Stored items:
********************
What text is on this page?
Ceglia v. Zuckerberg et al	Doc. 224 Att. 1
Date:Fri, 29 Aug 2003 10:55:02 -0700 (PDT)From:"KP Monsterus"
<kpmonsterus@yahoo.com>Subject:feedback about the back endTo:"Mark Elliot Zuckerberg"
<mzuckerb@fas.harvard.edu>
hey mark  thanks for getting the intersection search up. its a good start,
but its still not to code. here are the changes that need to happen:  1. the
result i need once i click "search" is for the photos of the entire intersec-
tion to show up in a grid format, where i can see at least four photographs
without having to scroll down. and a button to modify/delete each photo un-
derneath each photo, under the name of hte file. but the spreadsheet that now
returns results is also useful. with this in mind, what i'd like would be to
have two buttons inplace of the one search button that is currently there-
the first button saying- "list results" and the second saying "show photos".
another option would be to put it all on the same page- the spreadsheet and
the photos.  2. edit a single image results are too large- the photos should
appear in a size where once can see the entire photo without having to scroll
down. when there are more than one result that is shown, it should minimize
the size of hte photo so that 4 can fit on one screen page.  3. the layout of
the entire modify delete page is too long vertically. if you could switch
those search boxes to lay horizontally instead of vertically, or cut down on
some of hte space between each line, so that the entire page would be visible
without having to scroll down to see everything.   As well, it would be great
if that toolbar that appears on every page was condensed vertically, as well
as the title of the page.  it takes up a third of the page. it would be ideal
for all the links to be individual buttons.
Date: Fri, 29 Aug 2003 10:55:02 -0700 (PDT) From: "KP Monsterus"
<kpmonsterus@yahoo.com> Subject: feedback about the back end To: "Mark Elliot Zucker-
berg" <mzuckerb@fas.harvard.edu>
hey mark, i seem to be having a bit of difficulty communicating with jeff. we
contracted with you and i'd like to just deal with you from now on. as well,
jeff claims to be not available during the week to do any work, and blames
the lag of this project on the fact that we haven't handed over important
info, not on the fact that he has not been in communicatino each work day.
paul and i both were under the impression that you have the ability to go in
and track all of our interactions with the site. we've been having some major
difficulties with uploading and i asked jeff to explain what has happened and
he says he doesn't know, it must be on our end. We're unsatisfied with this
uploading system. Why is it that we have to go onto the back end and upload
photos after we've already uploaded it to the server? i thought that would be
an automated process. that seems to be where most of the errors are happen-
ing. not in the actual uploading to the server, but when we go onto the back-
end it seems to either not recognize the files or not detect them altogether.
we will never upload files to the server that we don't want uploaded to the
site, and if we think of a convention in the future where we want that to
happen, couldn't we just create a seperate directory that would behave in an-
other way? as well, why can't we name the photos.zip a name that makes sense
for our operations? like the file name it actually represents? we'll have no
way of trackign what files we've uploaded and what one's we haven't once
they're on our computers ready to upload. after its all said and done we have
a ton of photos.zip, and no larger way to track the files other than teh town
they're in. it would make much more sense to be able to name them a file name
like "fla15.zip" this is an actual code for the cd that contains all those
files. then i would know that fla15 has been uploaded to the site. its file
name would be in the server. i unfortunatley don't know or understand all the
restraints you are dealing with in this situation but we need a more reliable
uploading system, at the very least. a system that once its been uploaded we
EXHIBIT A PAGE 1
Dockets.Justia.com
********************
Pick out every line holding the string "search" and return it.

> **Solution**:
hey mark  thanks for getting the intersection search up. its a good start,
result i need once i click "search" is for the photos of the entire intersec-
have two buttons inplace of the one search button that is currently there-
those search boxes to lay horizontally instead of vertically, or cut down on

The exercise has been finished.